[start INPUT ROWS]

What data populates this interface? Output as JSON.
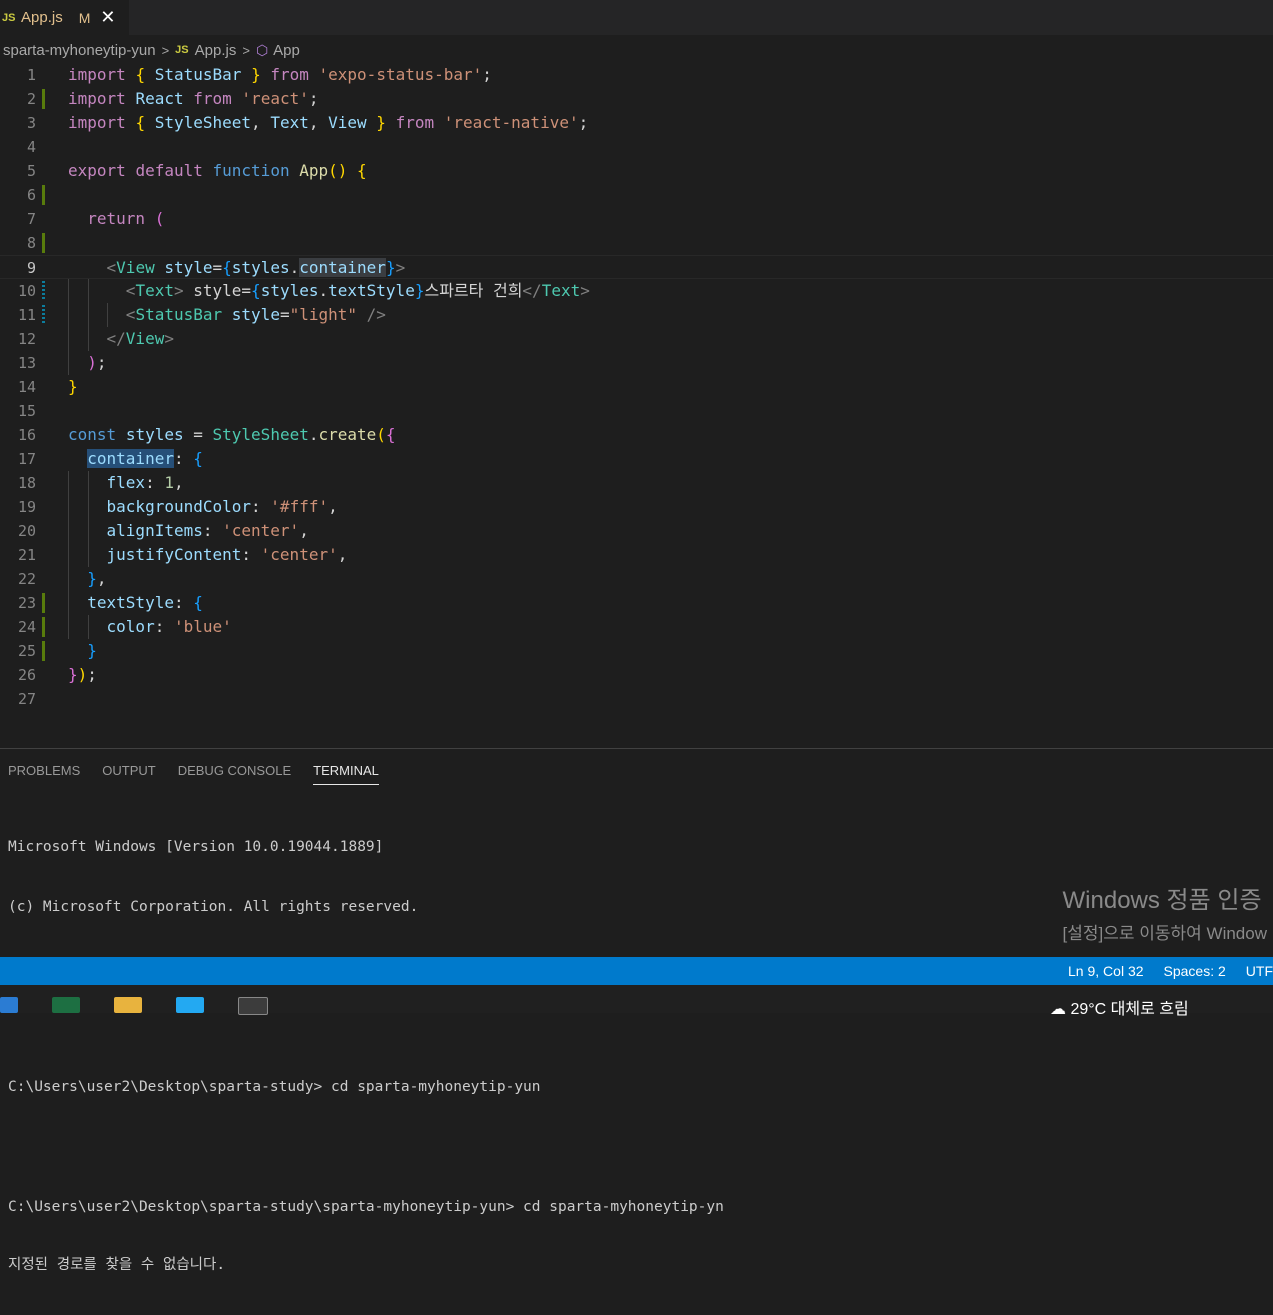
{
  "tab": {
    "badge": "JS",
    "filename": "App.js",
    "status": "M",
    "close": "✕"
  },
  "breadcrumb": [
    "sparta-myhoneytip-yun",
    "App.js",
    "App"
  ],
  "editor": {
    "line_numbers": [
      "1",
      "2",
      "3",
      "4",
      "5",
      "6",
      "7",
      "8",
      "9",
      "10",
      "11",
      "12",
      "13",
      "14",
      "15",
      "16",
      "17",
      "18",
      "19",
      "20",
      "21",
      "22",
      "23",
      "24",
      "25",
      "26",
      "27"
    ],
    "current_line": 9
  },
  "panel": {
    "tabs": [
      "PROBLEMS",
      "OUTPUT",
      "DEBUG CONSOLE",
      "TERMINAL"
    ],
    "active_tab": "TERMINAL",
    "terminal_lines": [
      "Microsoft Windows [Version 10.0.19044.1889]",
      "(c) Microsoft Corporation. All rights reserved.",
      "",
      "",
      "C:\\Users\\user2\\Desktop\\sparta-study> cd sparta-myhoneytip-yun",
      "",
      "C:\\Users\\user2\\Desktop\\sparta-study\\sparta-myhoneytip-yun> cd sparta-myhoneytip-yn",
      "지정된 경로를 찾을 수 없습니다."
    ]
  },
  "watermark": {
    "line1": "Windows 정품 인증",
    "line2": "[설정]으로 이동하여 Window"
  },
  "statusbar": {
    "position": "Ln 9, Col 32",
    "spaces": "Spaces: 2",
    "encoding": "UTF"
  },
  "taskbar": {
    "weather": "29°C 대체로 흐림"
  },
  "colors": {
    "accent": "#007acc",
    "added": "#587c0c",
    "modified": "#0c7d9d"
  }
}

[end INPUT ROWS]

> _DIRECTIVE_
Check every line of the material for the string "sparta" and give the number of lines that have it, without anything else.

> _EXERCISE ANSWER_
3